* [Task requirements]: Your answer should be a single number: the count of lines containing "takes".

* [Entries shown]:
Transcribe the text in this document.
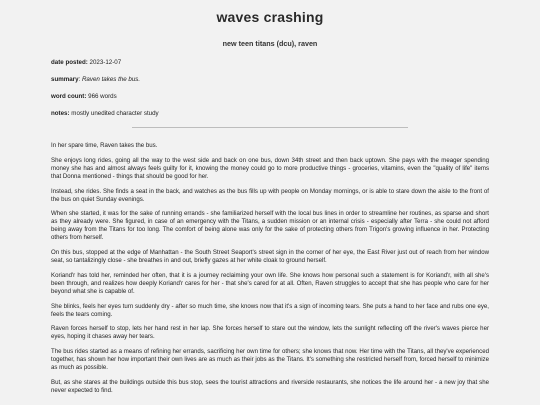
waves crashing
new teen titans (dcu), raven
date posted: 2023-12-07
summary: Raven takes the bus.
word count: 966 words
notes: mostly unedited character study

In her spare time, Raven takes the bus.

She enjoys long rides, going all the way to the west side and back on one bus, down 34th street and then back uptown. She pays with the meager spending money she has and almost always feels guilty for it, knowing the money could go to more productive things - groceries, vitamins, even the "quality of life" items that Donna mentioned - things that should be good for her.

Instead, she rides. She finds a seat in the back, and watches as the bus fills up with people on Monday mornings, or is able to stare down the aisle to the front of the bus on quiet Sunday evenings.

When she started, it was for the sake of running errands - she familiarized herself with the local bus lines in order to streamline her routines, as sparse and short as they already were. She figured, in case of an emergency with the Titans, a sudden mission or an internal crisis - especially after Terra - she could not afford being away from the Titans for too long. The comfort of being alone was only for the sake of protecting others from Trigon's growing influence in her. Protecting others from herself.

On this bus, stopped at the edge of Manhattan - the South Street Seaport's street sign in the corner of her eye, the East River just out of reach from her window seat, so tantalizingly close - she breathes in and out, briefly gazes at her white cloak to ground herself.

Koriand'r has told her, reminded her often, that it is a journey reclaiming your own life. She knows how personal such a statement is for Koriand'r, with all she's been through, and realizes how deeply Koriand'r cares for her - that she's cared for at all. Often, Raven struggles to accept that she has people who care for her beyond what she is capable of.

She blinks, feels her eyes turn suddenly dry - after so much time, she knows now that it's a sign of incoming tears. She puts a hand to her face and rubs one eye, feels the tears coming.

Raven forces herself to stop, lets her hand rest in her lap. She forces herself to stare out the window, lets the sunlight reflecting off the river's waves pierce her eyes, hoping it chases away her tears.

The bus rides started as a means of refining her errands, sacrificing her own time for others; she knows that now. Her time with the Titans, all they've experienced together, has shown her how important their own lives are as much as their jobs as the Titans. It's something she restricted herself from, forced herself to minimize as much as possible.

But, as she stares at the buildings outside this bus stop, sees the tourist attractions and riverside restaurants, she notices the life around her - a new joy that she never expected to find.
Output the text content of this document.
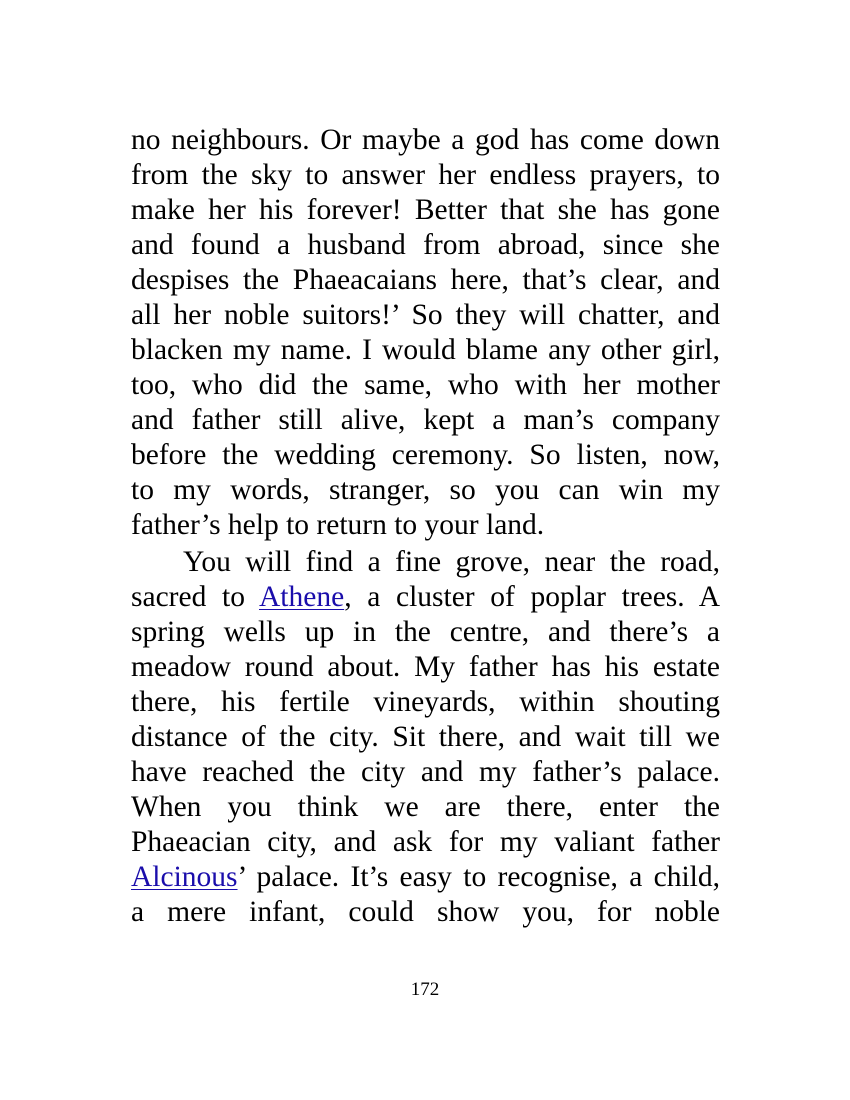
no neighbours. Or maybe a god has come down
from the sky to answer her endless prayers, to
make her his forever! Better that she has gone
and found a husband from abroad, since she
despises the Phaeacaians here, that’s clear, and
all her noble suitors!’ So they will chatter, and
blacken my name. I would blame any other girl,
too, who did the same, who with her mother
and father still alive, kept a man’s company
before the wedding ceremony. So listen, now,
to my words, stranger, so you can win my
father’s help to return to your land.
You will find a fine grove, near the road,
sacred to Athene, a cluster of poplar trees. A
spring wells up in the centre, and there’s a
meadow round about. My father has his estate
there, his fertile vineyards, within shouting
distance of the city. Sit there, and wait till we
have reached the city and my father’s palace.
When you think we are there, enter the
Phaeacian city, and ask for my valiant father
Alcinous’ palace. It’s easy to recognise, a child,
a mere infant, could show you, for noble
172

--

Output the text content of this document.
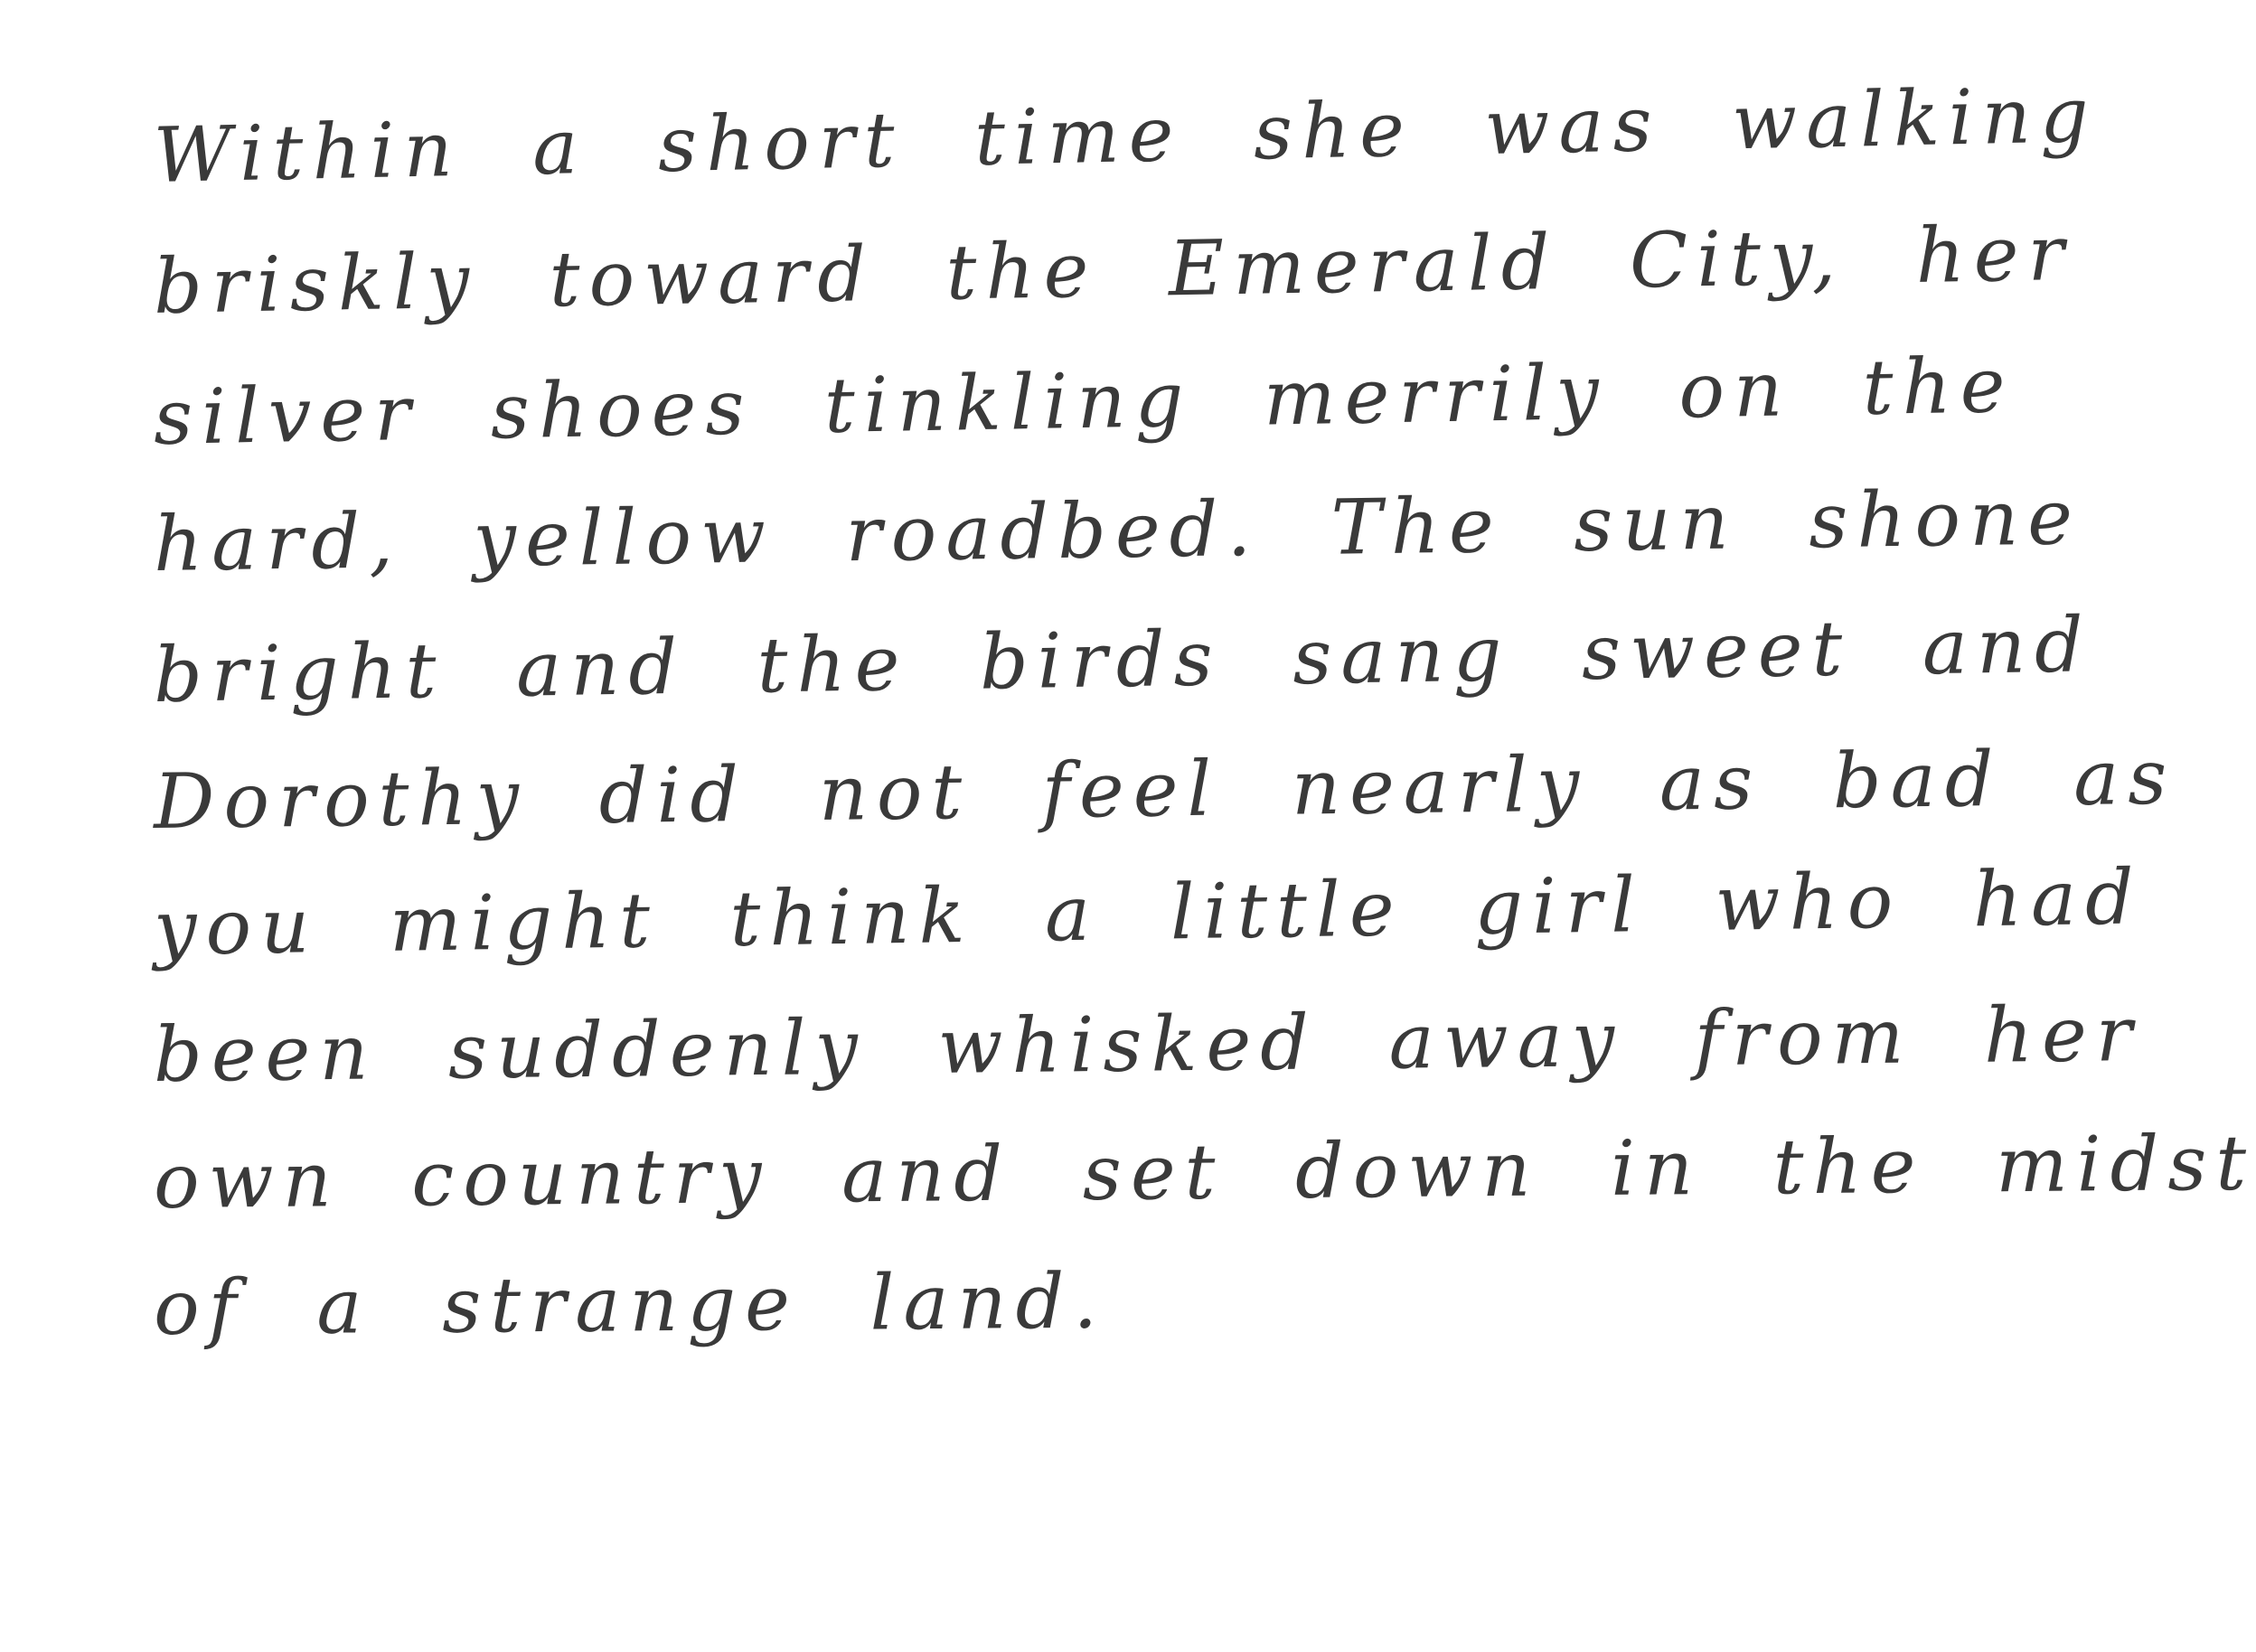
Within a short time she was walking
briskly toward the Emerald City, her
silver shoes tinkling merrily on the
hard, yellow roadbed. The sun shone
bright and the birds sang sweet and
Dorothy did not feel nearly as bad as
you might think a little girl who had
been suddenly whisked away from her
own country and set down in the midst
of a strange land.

...

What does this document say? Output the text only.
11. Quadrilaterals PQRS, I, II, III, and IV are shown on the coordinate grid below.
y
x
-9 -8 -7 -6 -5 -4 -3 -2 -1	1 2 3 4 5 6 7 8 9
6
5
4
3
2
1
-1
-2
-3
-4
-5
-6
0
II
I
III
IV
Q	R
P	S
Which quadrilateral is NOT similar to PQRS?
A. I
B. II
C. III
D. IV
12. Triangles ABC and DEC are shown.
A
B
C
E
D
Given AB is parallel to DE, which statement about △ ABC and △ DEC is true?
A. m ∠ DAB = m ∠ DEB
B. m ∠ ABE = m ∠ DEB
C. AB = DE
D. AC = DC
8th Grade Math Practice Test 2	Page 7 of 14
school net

* [Exercise answer]: 2